# REQUIREMENTS
Lift out each line of the data that holds "café".

+++++

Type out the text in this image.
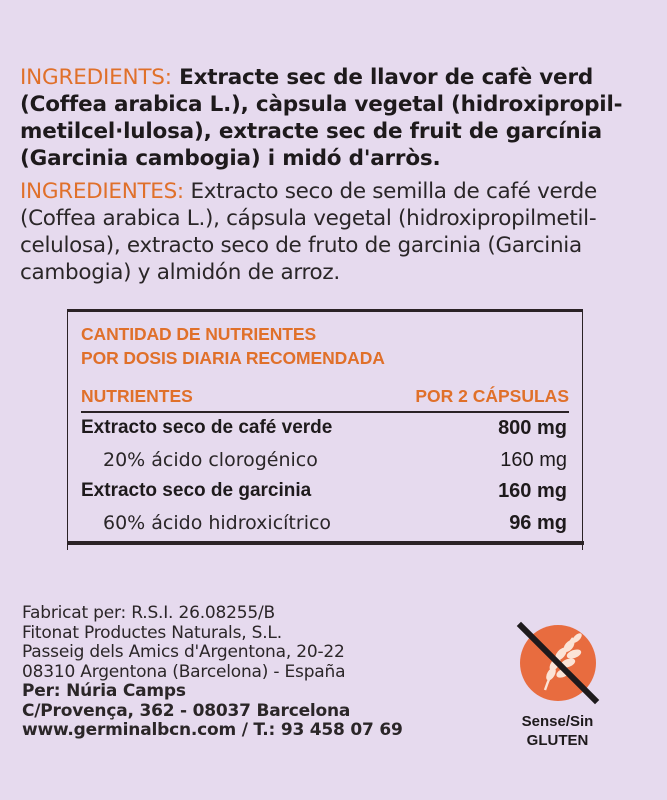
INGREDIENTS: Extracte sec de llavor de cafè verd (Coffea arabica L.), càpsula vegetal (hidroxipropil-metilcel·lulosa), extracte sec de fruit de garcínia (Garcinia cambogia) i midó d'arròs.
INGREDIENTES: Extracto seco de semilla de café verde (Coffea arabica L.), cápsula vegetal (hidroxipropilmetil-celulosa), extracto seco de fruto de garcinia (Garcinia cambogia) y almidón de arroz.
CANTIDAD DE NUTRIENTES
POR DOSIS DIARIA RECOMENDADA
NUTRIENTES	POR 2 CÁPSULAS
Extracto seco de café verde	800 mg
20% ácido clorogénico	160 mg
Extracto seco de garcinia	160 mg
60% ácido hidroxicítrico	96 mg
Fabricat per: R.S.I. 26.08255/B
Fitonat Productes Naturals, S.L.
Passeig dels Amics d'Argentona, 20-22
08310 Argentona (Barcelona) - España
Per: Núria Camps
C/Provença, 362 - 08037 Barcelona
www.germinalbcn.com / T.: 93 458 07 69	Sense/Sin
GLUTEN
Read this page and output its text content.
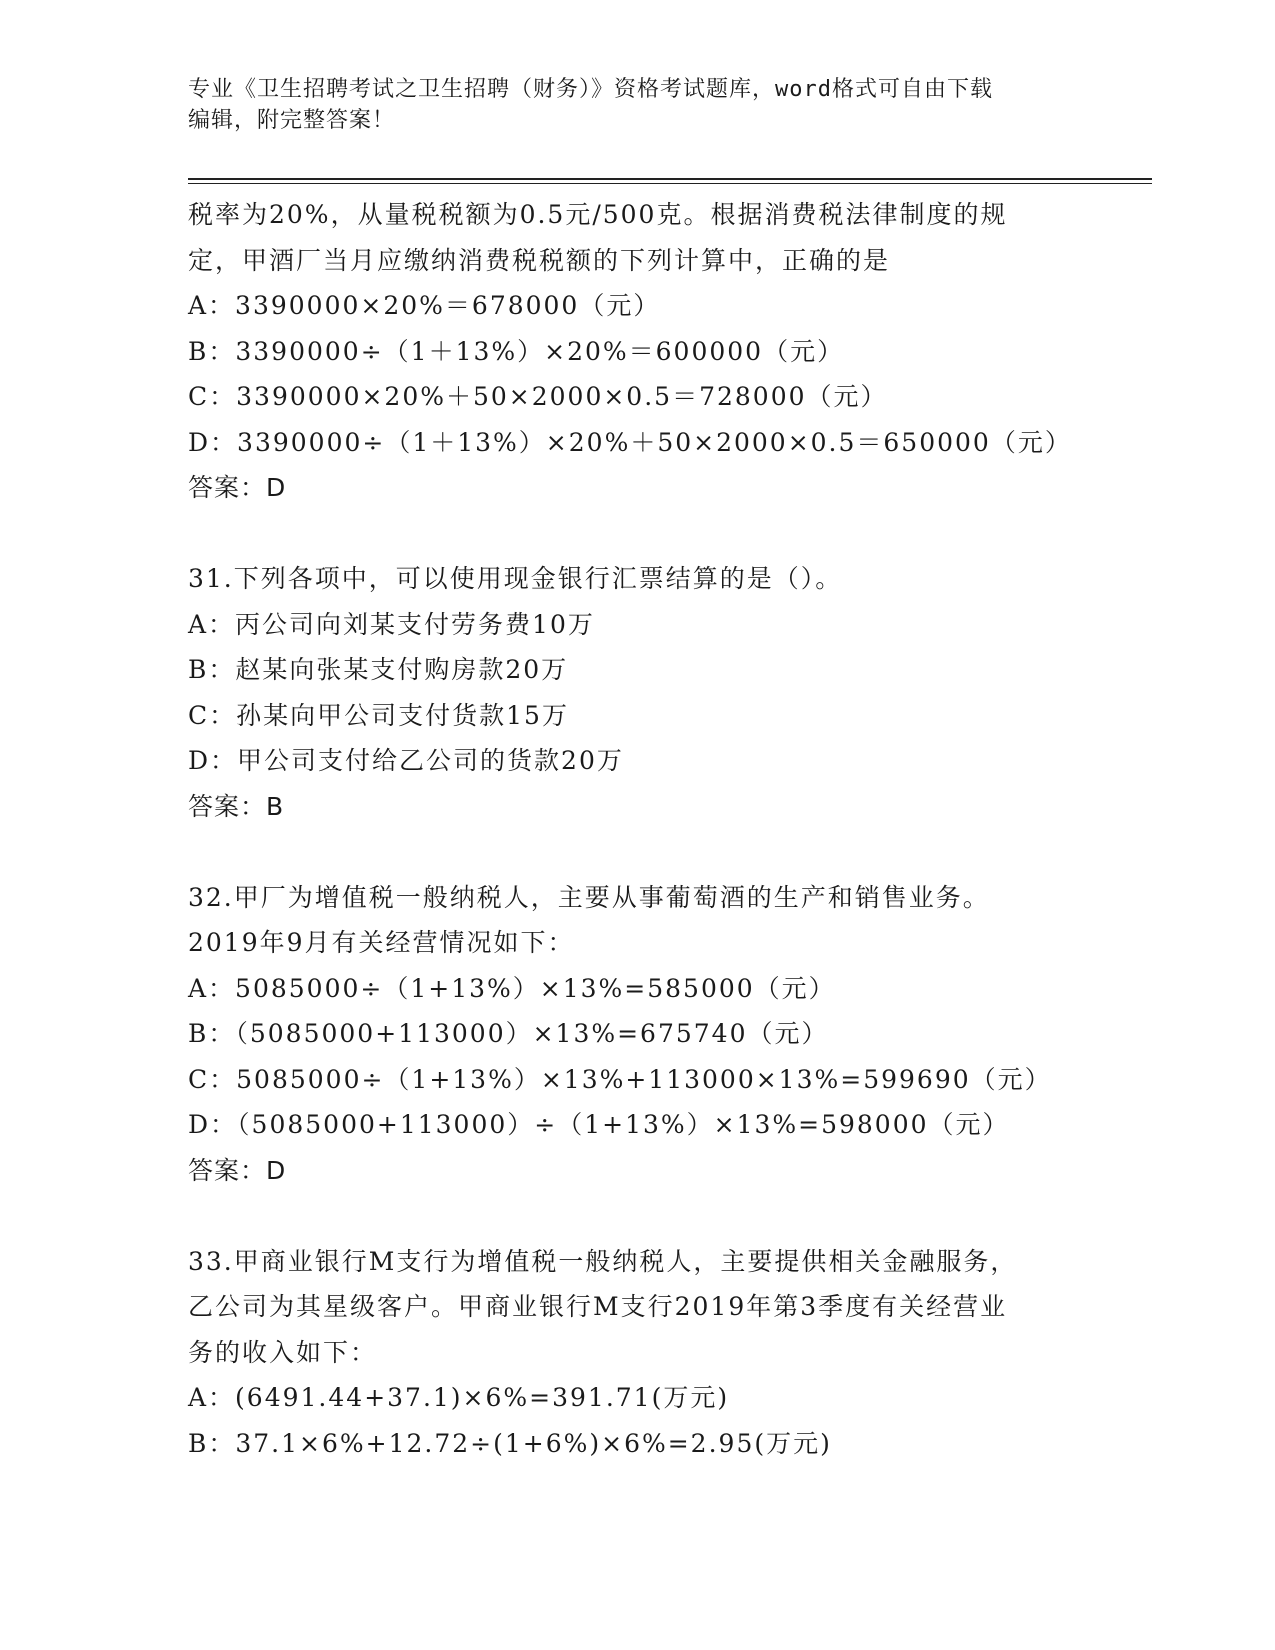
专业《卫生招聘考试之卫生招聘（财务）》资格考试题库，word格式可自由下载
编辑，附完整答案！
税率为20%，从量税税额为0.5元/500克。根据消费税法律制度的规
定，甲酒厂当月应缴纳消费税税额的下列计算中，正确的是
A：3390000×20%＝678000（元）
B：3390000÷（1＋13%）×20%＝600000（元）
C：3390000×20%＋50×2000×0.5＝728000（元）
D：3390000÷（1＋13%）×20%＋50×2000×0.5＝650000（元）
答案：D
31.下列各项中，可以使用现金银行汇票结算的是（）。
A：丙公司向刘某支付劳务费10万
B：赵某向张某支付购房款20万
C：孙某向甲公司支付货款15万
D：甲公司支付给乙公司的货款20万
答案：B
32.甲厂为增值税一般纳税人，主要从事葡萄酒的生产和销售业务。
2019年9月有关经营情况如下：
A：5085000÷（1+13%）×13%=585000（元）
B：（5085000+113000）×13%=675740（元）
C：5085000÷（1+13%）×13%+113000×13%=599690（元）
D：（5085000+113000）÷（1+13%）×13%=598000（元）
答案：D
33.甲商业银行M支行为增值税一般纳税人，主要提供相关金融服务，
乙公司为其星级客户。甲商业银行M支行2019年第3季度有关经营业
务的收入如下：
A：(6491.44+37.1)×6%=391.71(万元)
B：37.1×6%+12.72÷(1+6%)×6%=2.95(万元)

+++++

# TASK RESPONSE
INGREDIENTES: Extracto seco de semilla de café verde (Coffea arabica L.), cápsula vegetal (hidroxipropilmetil-celulosa), extracto seco de fruto de garcinia (Garcinia cambogia) y almidón de arroz.
Extracto seco de café verde	800 mg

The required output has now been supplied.